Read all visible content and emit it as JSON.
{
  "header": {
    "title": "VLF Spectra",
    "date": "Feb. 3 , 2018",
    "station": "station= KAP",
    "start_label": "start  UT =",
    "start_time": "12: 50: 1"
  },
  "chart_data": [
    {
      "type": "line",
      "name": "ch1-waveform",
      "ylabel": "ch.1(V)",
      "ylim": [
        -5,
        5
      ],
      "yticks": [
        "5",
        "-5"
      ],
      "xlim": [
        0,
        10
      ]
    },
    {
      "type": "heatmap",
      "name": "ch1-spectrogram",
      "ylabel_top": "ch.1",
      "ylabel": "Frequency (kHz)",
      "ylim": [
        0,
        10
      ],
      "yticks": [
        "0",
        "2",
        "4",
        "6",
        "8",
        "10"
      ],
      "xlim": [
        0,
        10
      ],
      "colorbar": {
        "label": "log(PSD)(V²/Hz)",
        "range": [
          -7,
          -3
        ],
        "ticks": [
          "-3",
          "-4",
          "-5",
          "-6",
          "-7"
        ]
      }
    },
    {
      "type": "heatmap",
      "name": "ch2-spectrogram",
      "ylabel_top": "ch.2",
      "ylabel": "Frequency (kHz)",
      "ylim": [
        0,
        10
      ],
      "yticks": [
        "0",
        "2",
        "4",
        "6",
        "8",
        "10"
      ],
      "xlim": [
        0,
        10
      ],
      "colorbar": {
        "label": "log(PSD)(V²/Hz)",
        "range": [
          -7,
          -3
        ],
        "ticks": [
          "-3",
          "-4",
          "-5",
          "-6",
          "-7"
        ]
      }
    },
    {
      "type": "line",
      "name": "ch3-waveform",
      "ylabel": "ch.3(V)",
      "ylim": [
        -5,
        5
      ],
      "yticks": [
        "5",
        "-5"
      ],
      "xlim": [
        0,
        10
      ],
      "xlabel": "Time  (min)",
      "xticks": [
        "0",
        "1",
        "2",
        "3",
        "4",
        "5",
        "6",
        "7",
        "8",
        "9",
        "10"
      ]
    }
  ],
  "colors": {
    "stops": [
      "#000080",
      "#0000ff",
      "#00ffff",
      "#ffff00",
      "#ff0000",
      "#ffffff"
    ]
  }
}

--- AIM OF THE EXERCISE ---
Lines containing the word "name" must all be returned from the material above.

--- EXERCISE SOLUTION ---
      "name": "ch1-waveform",
      "name": "ch1-spectrogram",
      "name": "ch2-spectrogram",
      "name": "ch3-waveform",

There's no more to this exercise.